* Stated goal *
From the entries below, count every line that contains the word "title". Please give the number and nothing else.
=== Exercise material ===
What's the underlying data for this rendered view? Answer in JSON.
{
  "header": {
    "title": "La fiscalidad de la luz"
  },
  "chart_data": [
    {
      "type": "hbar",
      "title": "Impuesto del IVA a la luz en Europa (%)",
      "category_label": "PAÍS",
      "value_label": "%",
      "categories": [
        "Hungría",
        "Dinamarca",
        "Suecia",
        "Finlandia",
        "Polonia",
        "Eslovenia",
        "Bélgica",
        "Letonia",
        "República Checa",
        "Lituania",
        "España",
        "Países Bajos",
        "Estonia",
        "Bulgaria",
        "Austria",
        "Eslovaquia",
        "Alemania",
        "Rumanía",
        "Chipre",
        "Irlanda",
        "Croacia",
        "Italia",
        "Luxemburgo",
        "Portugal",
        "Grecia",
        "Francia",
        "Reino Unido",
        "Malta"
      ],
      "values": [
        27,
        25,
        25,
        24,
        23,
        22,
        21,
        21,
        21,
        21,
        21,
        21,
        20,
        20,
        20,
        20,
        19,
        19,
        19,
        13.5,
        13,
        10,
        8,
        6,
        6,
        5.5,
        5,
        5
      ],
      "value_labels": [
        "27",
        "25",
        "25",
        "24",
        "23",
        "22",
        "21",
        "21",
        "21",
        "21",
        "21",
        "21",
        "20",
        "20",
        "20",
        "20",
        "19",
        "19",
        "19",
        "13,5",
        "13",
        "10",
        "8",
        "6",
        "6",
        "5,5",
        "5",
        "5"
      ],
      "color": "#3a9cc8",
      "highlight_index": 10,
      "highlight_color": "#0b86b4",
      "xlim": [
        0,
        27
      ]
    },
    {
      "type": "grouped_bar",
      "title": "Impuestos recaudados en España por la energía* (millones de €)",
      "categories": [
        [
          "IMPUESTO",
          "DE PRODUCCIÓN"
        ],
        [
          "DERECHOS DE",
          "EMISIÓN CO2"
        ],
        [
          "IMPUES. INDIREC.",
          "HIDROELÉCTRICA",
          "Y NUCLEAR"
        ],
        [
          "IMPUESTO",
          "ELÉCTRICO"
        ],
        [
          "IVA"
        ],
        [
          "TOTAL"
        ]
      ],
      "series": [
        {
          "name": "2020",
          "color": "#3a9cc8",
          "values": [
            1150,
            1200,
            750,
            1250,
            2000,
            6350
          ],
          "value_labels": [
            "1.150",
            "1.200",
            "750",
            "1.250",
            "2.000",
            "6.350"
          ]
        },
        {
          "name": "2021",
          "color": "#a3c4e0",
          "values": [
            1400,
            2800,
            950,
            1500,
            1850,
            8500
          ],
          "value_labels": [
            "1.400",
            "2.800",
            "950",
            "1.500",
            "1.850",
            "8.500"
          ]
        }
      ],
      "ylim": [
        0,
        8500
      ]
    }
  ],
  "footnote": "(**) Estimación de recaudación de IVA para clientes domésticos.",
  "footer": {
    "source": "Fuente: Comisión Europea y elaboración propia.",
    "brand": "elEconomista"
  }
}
===
* Right answer *
3